[Prompt]: Check each line of the records below and collect those that include the word "this".

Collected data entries

.....

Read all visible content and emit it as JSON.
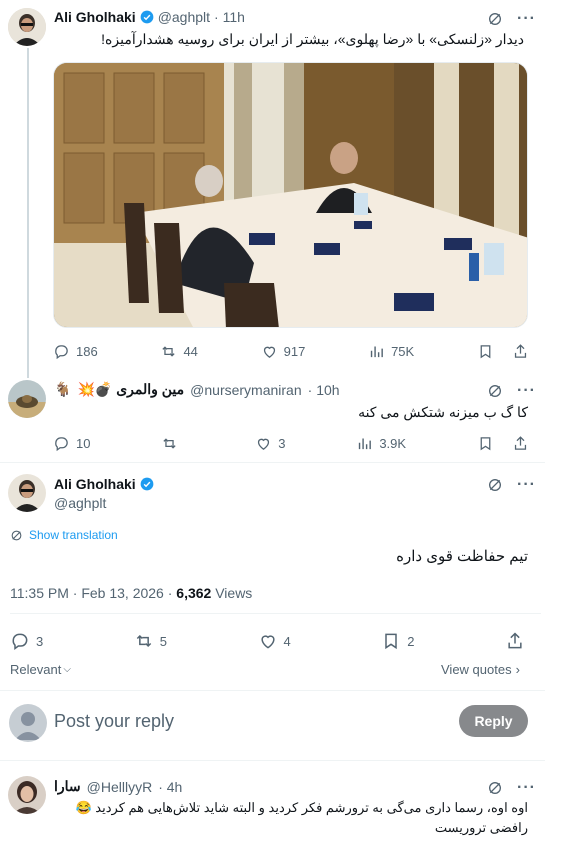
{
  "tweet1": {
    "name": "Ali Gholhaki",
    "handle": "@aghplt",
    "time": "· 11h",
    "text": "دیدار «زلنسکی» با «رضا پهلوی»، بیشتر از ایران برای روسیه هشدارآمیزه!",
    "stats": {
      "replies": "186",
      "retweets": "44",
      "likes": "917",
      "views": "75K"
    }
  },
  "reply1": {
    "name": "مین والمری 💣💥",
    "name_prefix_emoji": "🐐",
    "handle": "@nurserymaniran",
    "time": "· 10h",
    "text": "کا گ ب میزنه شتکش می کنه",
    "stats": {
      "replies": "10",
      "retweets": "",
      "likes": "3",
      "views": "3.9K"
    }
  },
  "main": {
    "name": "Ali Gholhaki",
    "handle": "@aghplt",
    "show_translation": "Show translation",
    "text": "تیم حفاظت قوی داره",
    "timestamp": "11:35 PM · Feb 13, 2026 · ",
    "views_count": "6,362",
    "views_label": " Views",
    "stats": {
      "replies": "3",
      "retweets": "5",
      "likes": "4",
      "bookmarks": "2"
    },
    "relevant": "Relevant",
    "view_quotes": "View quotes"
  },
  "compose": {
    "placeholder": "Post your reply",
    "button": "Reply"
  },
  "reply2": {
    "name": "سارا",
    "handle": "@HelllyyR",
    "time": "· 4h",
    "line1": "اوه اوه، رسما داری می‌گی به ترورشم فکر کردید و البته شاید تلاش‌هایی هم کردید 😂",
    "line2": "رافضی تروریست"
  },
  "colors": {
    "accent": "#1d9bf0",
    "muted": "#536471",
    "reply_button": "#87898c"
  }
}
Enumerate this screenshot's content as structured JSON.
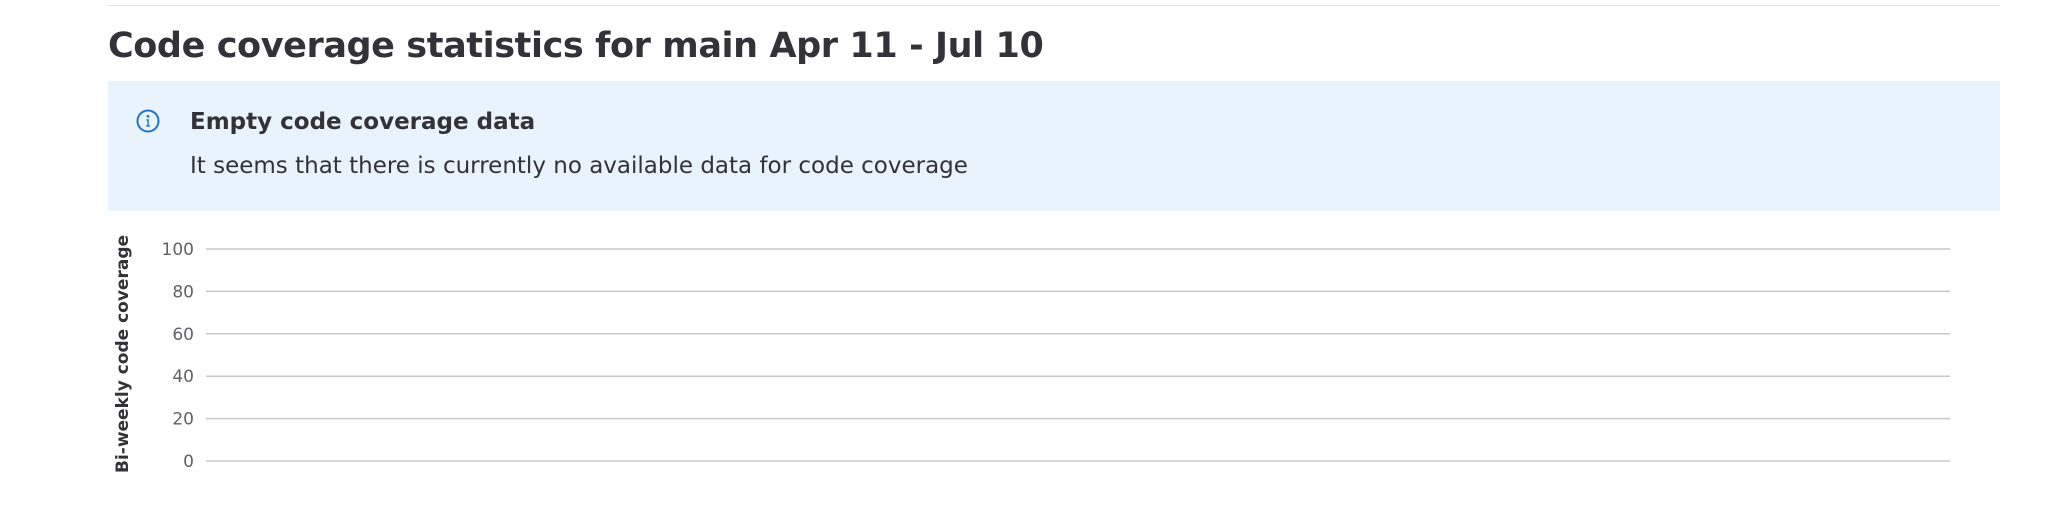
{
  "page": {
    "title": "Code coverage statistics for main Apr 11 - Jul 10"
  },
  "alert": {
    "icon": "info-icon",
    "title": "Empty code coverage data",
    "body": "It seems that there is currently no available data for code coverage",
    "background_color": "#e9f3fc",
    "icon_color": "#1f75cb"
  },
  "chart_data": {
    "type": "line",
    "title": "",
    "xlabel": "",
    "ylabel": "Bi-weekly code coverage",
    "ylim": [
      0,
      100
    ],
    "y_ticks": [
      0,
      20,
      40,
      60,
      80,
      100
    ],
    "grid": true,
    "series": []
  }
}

.....

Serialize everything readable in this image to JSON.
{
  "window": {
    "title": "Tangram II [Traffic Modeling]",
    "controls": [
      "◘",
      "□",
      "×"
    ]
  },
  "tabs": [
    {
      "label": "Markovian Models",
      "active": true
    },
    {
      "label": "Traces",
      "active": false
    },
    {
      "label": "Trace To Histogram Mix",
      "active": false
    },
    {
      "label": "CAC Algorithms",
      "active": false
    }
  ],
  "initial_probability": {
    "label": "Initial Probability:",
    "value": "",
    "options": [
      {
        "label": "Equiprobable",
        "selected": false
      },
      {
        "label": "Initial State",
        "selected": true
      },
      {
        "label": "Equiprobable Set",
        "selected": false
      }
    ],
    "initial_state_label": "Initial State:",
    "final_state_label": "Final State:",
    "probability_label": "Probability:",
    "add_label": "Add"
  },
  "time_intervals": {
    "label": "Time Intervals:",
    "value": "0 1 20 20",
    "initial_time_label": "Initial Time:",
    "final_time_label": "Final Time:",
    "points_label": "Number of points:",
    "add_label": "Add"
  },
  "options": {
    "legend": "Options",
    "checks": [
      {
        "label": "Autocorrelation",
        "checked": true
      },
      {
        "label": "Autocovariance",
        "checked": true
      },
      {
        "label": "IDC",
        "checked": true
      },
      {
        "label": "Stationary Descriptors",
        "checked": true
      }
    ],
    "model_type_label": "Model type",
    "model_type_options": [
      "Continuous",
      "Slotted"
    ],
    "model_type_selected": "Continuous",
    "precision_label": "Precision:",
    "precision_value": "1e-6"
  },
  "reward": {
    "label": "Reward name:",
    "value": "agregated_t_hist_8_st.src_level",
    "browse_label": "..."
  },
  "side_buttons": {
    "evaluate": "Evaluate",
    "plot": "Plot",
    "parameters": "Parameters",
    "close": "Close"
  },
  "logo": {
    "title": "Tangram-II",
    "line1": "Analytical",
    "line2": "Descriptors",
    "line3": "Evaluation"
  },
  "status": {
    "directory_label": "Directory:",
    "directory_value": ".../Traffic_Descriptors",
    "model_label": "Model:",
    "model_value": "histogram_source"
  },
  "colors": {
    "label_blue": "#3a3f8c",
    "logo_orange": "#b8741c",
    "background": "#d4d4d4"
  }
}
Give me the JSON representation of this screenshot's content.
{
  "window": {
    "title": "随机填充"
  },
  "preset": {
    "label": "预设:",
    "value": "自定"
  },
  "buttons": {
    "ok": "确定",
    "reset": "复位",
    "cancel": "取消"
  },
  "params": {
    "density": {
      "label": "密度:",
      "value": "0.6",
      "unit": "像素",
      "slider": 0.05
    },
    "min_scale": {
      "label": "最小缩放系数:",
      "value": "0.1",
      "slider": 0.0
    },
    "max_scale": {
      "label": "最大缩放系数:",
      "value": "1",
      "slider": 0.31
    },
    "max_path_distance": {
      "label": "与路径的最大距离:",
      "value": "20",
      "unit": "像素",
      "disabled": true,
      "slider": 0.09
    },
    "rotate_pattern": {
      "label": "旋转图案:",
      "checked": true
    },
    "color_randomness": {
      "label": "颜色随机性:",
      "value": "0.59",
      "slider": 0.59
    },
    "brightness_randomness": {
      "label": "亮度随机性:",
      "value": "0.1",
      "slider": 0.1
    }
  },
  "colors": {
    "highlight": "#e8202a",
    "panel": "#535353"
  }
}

.....

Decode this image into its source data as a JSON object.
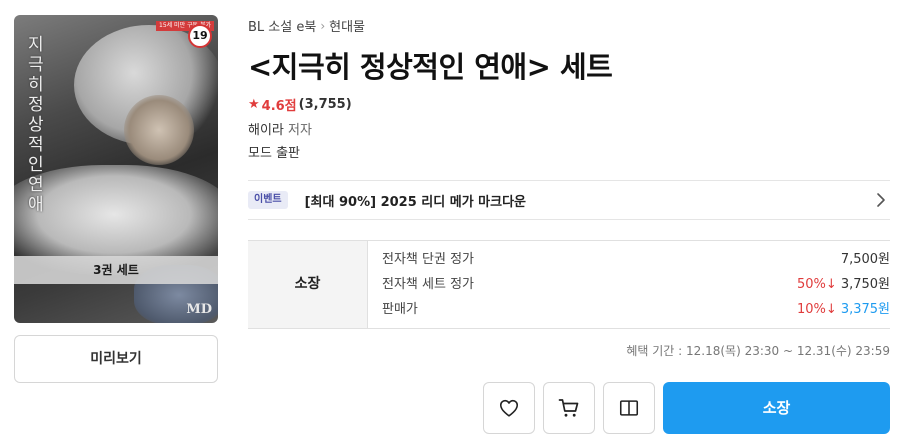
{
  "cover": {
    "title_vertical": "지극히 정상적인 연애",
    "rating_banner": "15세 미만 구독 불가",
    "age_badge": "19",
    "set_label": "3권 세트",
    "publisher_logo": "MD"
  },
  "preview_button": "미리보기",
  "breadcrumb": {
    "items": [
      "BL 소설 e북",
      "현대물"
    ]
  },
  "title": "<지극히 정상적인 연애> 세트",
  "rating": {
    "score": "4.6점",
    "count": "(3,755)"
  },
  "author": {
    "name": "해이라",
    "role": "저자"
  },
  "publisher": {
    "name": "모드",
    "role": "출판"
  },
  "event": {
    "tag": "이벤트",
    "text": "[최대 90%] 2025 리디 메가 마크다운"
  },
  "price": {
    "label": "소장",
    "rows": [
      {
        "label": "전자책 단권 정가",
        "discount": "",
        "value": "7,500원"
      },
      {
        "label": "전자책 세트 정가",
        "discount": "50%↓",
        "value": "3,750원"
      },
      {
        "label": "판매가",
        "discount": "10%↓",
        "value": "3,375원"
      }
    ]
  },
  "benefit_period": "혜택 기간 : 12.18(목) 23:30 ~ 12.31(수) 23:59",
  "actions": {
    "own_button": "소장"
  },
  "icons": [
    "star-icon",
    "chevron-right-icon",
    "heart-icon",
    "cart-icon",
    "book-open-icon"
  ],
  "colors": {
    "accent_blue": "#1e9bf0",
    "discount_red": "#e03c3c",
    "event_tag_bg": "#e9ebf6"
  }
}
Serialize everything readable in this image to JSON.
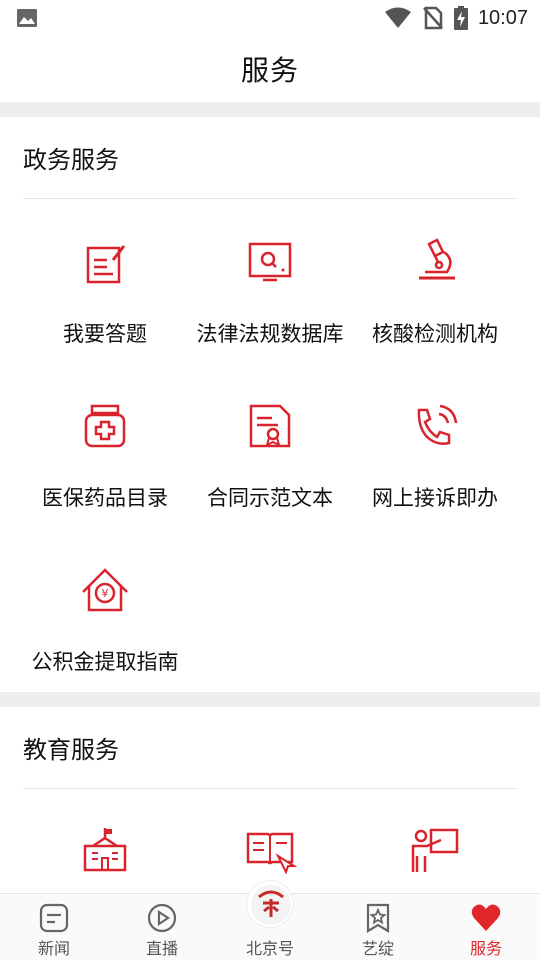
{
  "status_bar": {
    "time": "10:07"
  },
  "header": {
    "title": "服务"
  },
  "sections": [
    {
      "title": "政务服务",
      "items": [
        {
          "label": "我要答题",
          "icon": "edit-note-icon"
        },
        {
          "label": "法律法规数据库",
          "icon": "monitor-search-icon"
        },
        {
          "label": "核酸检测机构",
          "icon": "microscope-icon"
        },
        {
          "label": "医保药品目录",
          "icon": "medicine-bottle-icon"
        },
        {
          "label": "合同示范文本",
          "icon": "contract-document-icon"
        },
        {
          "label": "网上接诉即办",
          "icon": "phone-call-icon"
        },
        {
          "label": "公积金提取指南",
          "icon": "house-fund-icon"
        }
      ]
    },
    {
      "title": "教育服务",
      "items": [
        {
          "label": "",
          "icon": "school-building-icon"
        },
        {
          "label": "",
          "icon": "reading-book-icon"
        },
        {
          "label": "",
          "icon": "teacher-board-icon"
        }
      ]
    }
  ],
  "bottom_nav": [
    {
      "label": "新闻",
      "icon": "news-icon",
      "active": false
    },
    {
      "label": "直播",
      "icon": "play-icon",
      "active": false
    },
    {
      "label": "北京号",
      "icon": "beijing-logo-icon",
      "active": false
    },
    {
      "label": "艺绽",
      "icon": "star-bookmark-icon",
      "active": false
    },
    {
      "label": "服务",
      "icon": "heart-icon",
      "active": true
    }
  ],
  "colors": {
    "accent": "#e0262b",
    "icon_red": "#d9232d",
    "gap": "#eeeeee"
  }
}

.....

[Written response]:
Enumerate this screenshot's content as structured JSON.
Serialize everything readable in this image to JSON.
Give me the JSON representation of this screenshot's content.
Decode this image into its source data as a JSON object.
Serialize everything readable in this image to JSON.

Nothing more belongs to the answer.